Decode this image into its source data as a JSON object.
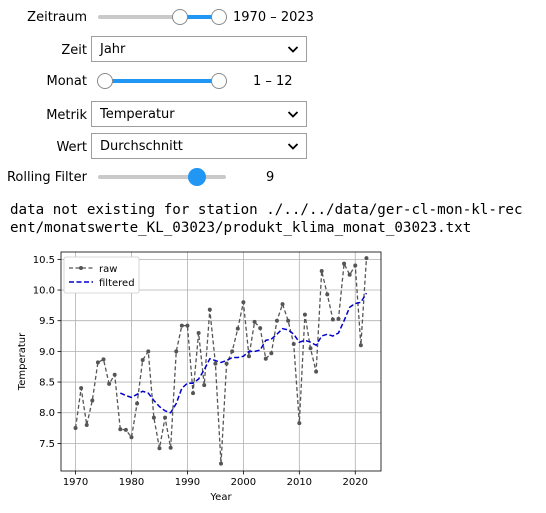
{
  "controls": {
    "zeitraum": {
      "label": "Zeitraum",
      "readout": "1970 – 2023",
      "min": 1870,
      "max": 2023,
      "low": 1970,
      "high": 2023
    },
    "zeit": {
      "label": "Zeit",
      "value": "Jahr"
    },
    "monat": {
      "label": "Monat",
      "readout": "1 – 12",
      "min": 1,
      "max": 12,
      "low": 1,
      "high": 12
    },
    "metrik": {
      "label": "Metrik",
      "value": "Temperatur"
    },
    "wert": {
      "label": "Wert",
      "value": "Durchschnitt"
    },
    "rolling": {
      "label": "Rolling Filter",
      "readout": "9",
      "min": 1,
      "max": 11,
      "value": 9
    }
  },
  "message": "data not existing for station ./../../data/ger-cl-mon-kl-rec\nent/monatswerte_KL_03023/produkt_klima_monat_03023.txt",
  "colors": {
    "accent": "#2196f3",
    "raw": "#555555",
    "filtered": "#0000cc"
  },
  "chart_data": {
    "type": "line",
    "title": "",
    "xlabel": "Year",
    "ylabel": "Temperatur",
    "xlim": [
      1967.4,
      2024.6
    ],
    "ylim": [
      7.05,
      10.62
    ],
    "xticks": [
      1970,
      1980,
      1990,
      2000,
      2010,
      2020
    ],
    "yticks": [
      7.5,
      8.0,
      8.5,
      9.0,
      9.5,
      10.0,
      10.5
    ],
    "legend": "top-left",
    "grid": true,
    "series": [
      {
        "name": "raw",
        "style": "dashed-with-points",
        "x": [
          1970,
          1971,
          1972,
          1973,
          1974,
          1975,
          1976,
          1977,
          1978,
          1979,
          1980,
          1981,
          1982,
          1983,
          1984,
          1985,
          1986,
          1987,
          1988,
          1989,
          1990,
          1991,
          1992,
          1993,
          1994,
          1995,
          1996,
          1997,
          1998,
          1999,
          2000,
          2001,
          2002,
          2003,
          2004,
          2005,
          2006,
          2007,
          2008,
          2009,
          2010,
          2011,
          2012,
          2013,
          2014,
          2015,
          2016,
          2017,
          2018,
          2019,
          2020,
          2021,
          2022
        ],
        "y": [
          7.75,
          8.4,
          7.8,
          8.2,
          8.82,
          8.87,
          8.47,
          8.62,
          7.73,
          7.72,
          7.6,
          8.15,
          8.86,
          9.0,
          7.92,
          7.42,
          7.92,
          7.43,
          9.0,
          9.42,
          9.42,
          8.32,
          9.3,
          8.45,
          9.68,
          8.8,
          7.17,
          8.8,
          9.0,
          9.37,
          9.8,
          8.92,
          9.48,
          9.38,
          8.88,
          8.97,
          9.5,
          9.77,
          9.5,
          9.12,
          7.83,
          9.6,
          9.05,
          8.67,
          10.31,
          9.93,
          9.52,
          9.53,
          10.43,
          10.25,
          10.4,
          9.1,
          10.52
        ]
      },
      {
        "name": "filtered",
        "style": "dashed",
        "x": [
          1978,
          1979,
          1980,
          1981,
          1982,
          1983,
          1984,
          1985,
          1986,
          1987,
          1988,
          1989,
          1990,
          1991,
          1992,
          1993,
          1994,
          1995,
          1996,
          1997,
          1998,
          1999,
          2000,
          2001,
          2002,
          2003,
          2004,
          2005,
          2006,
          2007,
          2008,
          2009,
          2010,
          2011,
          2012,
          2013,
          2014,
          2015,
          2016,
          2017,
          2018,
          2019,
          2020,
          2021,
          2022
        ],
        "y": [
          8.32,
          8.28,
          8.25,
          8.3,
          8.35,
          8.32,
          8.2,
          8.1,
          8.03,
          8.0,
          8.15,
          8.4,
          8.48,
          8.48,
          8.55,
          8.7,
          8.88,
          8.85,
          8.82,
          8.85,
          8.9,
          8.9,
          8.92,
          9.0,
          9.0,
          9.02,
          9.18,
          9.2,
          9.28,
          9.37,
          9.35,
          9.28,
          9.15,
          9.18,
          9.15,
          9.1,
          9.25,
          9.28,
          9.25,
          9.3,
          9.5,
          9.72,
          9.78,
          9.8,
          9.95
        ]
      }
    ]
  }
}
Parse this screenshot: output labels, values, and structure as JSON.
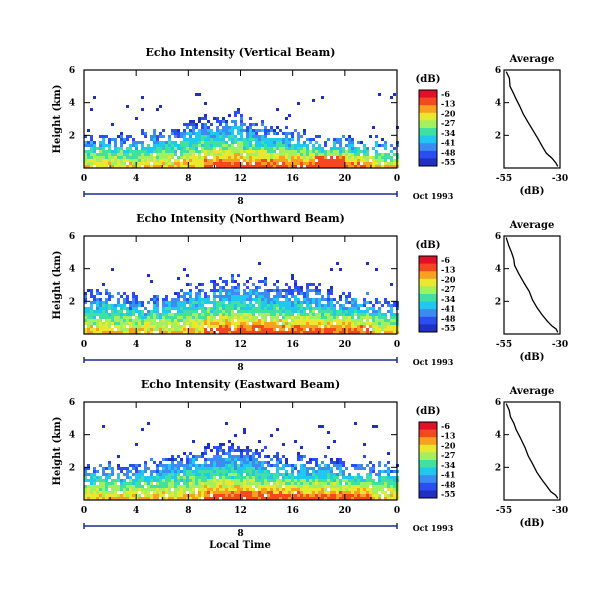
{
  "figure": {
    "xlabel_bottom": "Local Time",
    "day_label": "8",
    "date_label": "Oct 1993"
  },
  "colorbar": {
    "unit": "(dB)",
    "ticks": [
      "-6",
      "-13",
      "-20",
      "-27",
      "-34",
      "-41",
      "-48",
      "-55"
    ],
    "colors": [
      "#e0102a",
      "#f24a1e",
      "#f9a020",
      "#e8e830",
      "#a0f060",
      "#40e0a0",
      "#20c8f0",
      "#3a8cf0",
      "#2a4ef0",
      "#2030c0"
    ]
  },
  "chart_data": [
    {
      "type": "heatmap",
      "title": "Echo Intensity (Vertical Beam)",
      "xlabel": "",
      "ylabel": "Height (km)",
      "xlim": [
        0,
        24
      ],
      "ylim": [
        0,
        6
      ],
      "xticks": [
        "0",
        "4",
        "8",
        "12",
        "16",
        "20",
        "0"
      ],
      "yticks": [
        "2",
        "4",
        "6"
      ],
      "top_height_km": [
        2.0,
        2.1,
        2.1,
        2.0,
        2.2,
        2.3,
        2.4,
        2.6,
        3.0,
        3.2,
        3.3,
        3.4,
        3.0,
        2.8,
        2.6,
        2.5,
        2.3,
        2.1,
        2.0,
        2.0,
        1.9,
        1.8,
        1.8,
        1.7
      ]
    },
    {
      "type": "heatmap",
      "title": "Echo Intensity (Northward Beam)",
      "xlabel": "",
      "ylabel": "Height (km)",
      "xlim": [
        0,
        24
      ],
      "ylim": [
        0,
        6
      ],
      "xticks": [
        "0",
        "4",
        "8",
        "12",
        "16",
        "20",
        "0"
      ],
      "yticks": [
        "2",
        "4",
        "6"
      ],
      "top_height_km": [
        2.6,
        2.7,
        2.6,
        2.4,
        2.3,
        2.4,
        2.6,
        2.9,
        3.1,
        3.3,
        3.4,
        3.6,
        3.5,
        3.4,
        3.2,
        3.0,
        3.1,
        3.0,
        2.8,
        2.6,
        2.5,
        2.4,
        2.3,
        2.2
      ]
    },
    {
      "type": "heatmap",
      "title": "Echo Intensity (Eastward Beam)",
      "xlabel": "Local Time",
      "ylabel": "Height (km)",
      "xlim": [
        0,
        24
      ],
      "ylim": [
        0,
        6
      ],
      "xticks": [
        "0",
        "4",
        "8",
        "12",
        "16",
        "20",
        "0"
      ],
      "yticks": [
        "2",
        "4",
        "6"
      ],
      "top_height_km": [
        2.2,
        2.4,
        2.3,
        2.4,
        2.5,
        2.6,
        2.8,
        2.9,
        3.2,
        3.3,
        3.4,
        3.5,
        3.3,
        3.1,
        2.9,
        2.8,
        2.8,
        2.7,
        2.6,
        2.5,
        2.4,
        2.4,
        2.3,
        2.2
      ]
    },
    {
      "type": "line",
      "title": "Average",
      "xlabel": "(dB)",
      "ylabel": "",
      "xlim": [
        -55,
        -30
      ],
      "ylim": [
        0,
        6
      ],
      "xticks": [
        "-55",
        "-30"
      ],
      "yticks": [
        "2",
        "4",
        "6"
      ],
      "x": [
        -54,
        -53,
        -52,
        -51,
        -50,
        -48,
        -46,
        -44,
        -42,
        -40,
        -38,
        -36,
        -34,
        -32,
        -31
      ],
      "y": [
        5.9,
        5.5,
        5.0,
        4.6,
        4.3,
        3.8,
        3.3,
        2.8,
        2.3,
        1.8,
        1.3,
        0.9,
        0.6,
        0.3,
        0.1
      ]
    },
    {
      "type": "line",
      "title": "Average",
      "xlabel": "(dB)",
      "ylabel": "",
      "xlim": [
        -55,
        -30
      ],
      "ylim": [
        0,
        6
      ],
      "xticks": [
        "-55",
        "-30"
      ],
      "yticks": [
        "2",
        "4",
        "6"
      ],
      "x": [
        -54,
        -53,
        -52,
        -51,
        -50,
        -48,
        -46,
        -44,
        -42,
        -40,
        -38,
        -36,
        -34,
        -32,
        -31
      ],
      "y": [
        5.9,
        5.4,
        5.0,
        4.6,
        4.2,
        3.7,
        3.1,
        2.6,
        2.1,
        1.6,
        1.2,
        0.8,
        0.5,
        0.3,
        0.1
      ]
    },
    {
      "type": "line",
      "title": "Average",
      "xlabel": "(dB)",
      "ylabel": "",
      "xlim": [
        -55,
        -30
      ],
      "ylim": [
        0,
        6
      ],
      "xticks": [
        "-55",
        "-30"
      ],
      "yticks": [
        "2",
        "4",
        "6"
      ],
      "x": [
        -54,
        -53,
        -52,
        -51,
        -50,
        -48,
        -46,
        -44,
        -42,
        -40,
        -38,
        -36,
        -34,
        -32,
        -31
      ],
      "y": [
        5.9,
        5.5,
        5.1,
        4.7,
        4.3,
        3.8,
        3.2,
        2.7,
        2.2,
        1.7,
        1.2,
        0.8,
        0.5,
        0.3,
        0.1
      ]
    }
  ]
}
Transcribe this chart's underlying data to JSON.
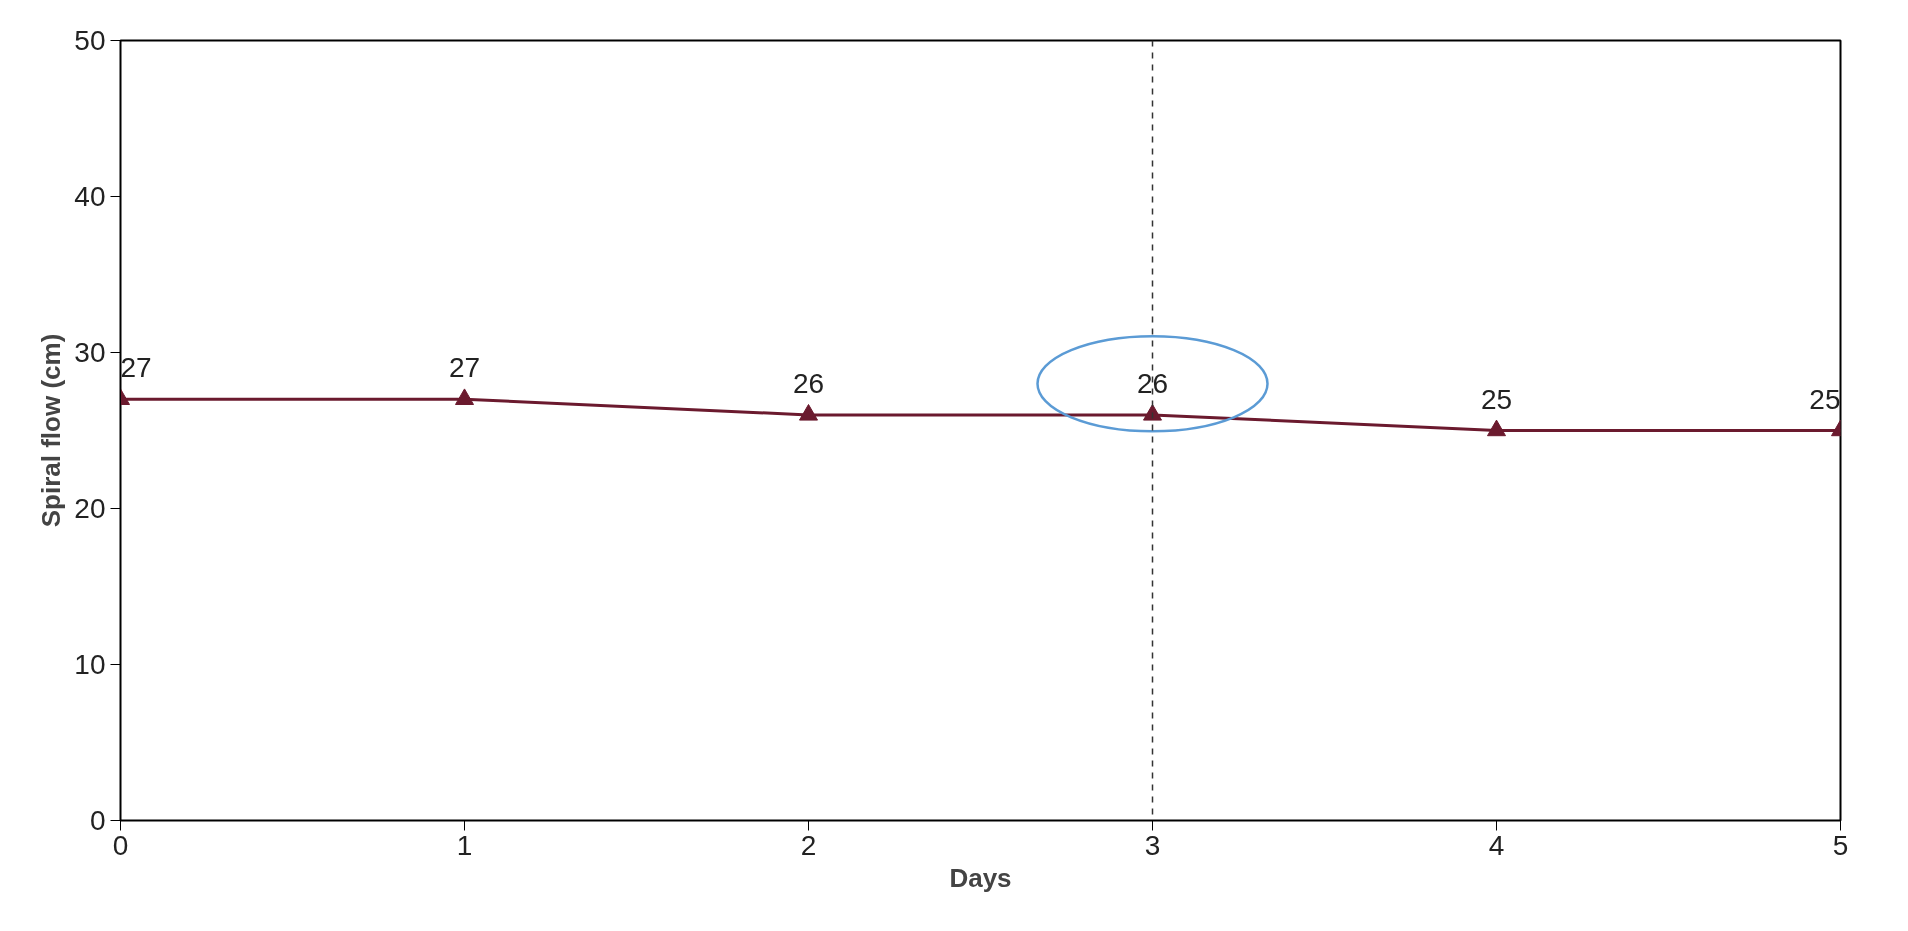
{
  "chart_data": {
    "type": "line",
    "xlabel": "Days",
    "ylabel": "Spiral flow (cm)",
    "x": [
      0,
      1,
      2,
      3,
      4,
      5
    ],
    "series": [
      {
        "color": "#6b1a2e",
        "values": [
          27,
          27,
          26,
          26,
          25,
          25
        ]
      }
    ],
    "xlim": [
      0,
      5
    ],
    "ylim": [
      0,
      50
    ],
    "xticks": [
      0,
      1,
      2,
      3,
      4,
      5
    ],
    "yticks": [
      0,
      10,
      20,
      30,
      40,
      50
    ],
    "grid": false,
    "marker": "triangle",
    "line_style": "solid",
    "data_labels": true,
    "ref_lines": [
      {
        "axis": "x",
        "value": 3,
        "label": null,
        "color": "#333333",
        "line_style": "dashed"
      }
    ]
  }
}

■ WRITTEN PROBLEM ■
Reproduce exactly, and only, the lines from the one containing "Transcribe this chart's" through the last line of the records above, both included, leaving out any pictures.

■ SOLUTION FOR THIS TASK ■
Transcribe this chart's underlying data to JSON.
{
  "chart_data": {
    "type": "line",
    "xlabel": "Days",
    "ylabel": "Spiral flow (cm)",
    "x": [
      0,
      1,
      2,
      3,
      4,
      5
    ],
    "series": [
      {
        "color": "#6b1a2e",
        "values": [
          27,
          27,
          26,
          26,
          25,
          25
        ]
      }
    ],
    "xlim": [
      0,
      5
    ],
    "ylim": [
      0,
      50
    ],
    "xticks": [
      0,
      1,
      2,
      3,
      4,
      5
    ],
    "yticks": [
      0,
      10,
      20,
      30,
      40,
      50
    ],
    "grid": false,
    "marker": "triangle",
    "line_style": "solid",
    "data_labels": true,
    "ref_lines": [
      {
        "axis": "x",
        "value": 3,
        "label": null,
        "color": "#333333",
        "line_style": "dashed"
      }
    ]
  }
}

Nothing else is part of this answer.